Output all the entries word for word. Omit the pictures.

++++++

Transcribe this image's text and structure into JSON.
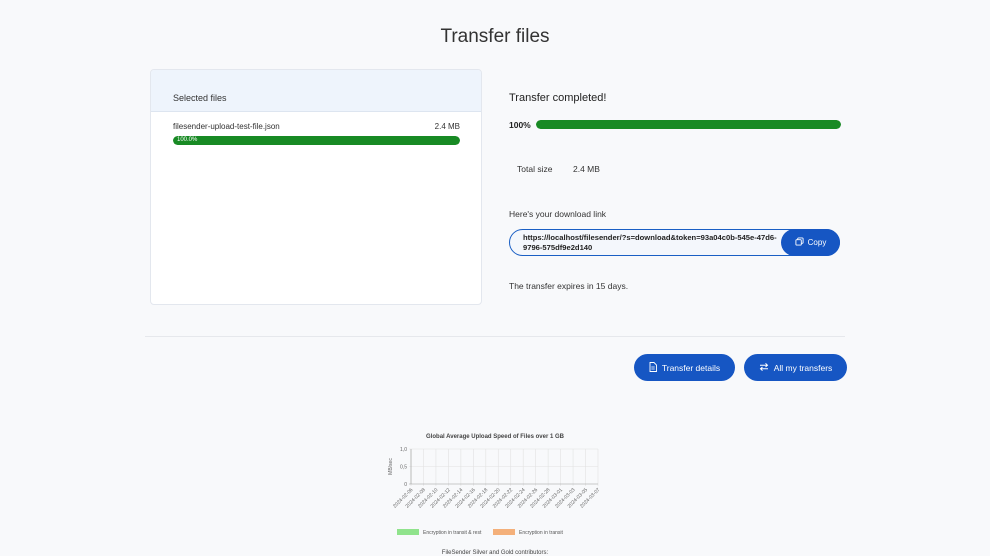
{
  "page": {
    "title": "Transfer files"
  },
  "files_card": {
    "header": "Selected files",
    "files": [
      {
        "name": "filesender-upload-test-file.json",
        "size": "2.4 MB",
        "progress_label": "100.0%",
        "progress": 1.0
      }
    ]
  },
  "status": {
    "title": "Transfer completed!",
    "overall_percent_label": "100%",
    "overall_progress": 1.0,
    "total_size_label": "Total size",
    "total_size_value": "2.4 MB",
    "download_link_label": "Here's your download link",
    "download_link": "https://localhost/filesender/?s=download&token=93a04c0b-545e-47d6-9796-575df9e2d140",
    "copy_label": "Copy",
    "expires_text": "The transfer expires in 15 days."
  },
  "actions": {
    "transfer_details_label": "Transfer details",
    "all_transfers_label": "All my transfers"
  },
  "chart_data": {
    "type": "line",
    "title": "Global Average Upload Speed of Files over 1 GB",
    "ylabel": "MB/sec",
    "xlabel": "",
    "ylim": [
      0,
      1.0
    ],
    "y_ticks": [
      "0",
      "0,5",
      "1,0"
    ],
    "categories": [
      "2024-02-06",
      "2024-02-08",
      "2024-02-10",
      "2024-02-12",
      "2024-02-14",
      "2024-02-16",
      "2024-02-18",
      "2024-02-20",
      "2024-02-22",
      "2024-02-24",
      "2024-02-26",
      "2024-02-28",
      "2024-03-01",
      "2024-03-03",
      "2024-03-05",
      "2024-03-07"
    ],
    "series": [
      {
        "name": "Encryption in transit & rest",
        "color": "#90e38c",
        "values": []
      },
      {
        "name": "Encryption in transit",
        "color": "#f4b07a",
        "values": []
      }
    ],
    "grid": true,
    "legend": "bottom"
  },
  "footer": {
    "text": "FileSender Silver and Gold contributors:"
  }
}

++++++

**RESPONSE TO THE TASK**.
Transcribe this image's text and structure into JSON.
{
  "page": {
    "title": "Transfer files"
  },
  "files_card": {
    "header": "Selected files",
    "files": [
      {
        "name": "filesender-upload-test-file.json",
        "size": "2.4 MB",
        "progress_label": "100.0%",
        "progress": 1.0
      }
    ]
  },
  "status": {
    "title": "Transfer completed!",
    "overall_percent_label": "100%",
    "overall_progress": 1.0,
    "total_size_label": "Total size",
    "total_size_value": "2.4 MB",
    "download_link_label": "Here's your download link",
    "download_link": "https://localhost/filesender/?s=download&token=93a04c0b-545e-47d6-9796-575df9e2d140",
    "copy_label": "Copy",
    "expires_text": "The transfer expires in 15 days."
  },
  "actions": {
    "transfer_details_label": "Transfer details",
    "all_transfers_label": "All my transfers"
  },
  "chart_data": {
    "type": "line",
    "title": "Global Average Upload Speed of Files over 1 GB",
    "ylabel": "MB/sec",
    "xlabel": "",
    "ylim": [
      0,
      1.0
    ],
    "y_ticks": [
      "0",
      "0,5",
      "1,0"
    ],
    "categories": [
      "2024-02-06",
      "2024-02-08",
      "2024-02-10",
      "2024-02-12",
      "2024-02-14",
      "2024-02-16",
      "2024-02-18",
      "2024-02-20",
      "2024-02-22",
      "2024-02-24",
      "2024-02-26",
      "2024-02-28",
      "2024-03-01",
      "2024-03-03",
      "2024-03-05",
      "2024-03-07"
    ],
    "series": [
      {
        "name": "Encryption in transit & rest",
        "color": "#90e38c",
        "values": []
      },
      {
        "name": "Encryption in transit",
        "color": "#f4b07a",
        "values": []
      }
    ],
    "grid": true,
    "legend": "bottom"
  },
  "footer": {
    "text": "FileSender Silver and Gold contributors:"
  }
}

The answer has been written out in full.